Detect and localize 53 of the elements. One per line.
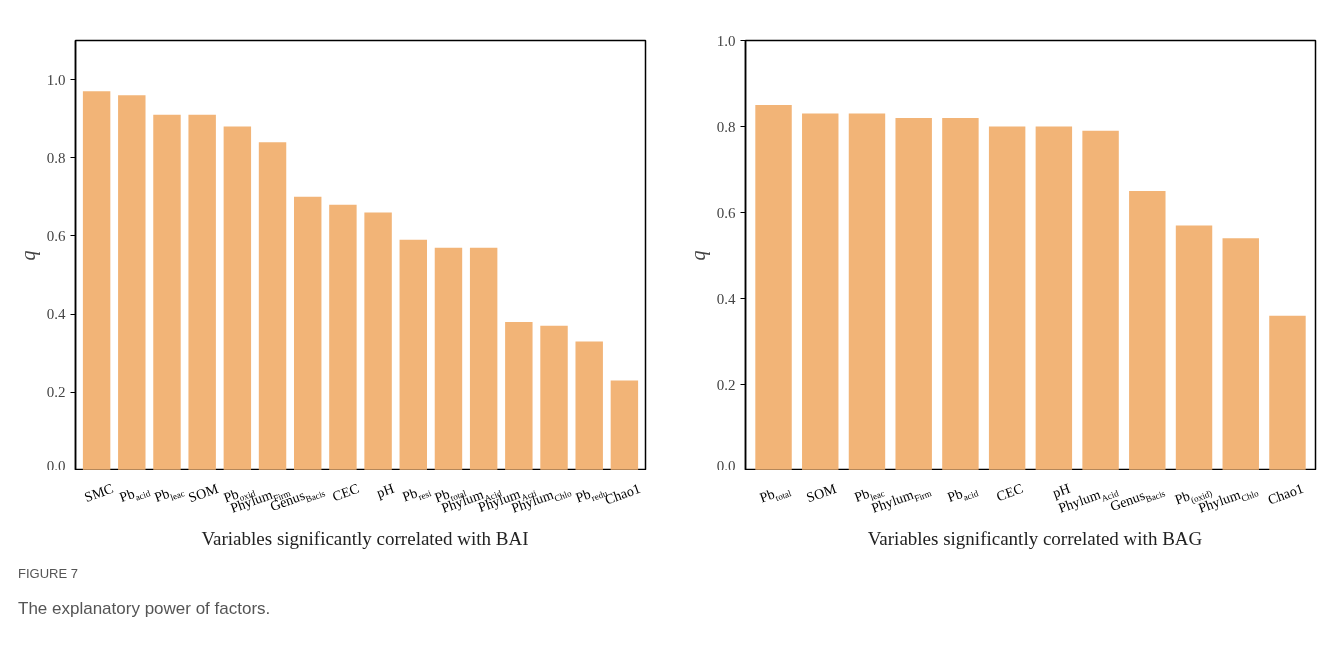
y-tick-label: 0.8: [716, 118, 736, 135]
bar: [399, 239, 427, 470]
y-tick-label: 0.2: [46, 384, 66, 401]
bar: [1175, 225, 1213, 470]
bar: [942, 117, 979, 470]
x-tick-label: pH: [374, 479, 398, 503]
x-tick-label: SOM: [186, 479, 222, 508]
bar: [434, 247, 463, 470]
bar: [988, 126, 1026, 470]
bar: [540, 325, 568, 470]
text: The explanatory power of factors.: [18, 598, 271, 620]
y-axis-title: q: [686, 250, 710, 261]
x-tick-label: SOM: [804, 479, 840, 508]
bar: [1035, 126, 1073, 470]
x-tick-label: Chao1: [1265, 479, 1307, 510]
x-axis-title: Variables significantly correlated with BAI: [200, 527, 530, 551]
bar: [802, 113, 839, 470]
bar: [469, 247, 498, 470]
y-tick-label: 1.0: [716, 32, 736, 49]
y-tick-label: 0.6: [46, 227, 66, 244]
bar: [1082, 130, 1119, 470]
bar: [505, 321, 533, 470]
x-axis-title: Variables significantly correlated with BAG: [866, 527, 1204, 551]
y-axis-title: q: [16, 250, 40, 261]
bar: [329, 204, 357, 470]
y-tick-label: 0.2: [716, 376, 736, 393]
y-tick-label: 0.4: [46, 306, 66, 323]
bar: [223, 126, 252, 470]
bar: [1269, 315, 1306, 470]
bar: [755, 105, 792, 470]
bar: [610, 380, 639, 470]
x-tick-label: CEC: [994, 479, 1027, 507]
y-tick-label: 0.8: [46, 149, 66, 166]
bar: [82, 91, 111, 470]
x-tick-label: CEC: [329, 479, 363, 507]
x-tick-label: SMC: [81, 479, 116, 508]
bar: [294, 196, 322, 470]
bar: [1222, 238, 1259, 470]
bar: [575, 341, 603, 470]
y-tick-label: 0.0: [46, 457, 66, 474]
y-tick-label: 1.0: [46, 71, 66, 88]
caption: FIGURE 7: [18, 565, 78, 583]
bar: [364, 212, 392, 470]
bar: [118, 95, 146, 470]
bar: [1129, 191, 1166, 470]
y-tick-label: 0.0: [716, 457, 736, 474]
bar: [258, 142, 287, 470]
y-tick-label: 0.4: [716, 290, 736, 307]
bar: [848, 113, 886, 470]
bar: [188, 114, 216, 470]
bar: [153, 114, 181, 470]
bar: [895, 117, 932, 470]
y-tick-label: 0.6: [716, 204, 736, 221]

##########

Task to complete
Show each line of the listing above that contains the string "axis".

Reply to the task
y-axis-title: q: [686, 250, 710, 261]
x-axis-title: Variables significantly correlated with BAI: [200, 527, 530, 551]
x-axis-title: Variables significantly correlated with BAG: [866, 527, 1204, 551]
y-axis-title: q: [16, 250, 40, 261]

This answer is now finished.